In this episode of The Twelfth House, I'm diving into the somatic elements of failure tolerance — what it is, why it matters, and how increasing your capacity to withstand discomfort can make you wildly more magnetic. (You can read about the whole failure tolerance series here)

When we're confronted with potential failure or rejection, most of us go into full-on panic mode. Our bodies literally think we're about to D-I-E. This leads to failure aversion, which might be keeping you stuck in a life that feels... fine, but not particularly exciting.

What is failure tolerance?

Failure tolerance is simply the capacity to withstand and recover from perceived rejection or failure. It's not about eliminating fear (which honestly feels impossible for my scaredy-cat self) — it's about sitting with the discomfort of "this might not work" and surviving it.

When we look at failure tolerance, we can identify three different states that you might find yourself in:

* The Bravery Myth State: When you think failure tolerance means faking courage until you feel it. This approach might work for some people, but for many of us (hi!), it creates even MORE anxiety and nervous system dysregulation.

* The Hyper-Safety State: When you've designed your entire life around avoiding failure. You stick to familiar routines, places, people, and work. Everything is safe, streamlined, and... a little bit boring. It’s also easy to fall into this relationship with failure tolerance when you’ve been designing for stability in your life.

**WORK REQUIRED:** How does the text on failure tolerance define failure tolerance?

**PROVIDED INFORMATION:**
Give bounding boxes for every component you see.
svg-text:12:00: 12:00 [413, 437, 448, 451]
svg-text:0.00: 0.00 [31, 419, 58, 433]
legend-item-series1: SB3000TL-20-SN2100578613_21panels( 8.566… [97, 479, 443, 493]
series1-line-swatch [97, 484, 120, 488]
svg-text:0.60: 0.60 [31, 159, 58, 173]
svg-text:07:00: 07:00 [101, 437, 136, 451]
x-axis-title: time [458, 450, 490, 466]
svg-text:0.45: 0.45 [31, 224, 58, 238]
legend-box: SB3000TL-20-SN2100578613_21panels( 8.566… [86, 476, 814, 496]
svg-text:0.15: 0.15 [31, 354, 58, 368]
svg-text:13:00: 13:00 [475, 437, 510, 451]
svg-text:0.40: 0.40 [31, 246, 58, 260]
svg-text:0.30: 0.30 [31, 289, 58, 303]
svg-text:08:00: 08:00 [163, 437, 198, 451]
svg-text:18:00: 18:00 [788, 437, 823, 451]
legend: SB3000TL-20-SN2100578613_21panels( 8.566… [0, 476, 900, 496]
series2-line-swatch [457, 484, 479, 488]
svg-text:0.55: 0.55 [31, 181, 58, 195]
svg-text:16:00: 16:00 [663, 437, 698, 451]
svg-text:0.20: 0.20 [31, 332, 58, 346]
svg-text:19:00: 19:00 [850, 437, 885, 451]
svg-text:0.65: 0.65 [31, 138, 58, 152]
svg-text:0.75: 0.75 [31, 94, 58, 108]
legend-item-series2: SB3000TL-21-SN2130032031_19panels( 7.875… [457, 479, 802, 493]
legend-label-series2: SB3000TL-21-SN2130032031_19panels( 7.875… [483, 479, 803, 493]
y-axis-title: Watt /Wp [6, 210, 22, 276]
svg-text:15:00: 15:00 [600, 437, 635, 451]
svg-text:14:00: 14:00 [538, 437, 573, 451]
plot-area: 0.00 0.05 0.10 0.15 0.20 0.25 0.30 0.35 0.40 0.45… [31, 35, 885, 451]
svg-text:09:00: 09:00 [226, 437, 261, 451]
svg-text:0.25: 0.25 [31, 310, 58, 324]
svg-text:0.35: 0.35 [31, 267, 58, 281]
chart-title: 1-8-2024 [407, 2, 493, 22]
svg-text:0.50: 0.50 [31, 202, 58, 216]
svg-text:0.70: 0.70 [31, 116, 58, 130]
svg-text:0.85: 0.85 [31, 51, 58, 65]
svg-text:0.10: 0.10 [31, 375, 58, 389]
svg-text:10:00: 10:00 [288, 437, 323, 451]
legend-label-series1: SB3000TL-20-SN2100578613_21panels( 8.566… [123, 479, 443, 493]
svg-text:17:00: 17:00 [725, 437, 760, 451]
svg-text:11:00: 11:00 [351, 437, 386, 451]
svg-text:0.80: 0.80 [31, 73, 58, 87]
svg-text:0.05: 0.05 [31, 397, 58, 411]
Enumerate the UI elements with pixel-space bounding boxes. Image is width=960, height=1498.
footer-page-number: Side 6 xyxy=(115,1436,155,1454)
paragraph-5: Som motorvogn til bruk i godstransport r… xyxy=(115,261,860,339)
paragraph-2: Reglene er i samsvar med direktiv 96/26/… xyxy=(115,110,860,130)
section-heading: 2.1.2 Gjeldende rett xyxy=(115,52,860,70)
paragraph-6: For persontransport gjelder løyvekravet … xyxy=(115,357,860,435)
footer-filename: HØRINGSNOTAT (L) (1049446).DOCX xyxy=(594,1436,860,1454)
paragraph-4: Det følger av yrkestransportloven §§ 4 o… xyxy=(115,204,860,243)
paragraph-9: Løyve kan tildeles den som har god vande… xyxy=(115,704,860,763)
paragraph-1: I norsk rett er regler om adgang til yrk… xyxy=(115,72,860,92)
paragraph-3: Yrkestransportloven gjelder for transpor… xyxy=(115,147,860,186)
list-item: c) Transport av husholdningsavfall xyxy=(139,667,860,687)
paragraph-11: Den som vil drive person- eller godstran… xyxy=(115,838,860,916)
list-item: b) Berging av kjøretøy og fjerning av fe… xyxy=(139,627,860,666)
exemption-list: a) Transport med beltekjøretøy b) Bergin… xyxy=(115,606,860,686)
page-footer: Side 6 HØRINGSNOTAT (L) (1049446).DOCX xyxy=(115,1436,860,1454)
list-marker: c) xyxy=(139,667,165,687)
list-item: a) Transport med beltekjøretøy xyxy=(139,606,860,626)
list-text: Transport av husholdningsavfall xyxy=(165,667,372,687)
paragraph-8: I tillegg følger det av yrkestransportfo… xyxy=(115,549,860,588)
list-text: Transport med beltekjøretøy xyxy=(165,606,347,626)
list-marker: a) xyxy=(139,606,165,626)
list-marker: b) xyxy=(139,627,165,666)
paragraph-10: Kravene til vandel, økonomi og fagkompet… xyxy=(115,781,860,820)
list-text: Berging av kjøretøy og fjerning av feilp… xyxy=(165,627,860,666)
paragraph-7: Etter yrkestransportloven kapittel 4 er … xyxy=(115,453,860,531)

**OUTPUT FOR THIS EXERCISE:** The capacity to withstand and recover from perceived rejection or failure.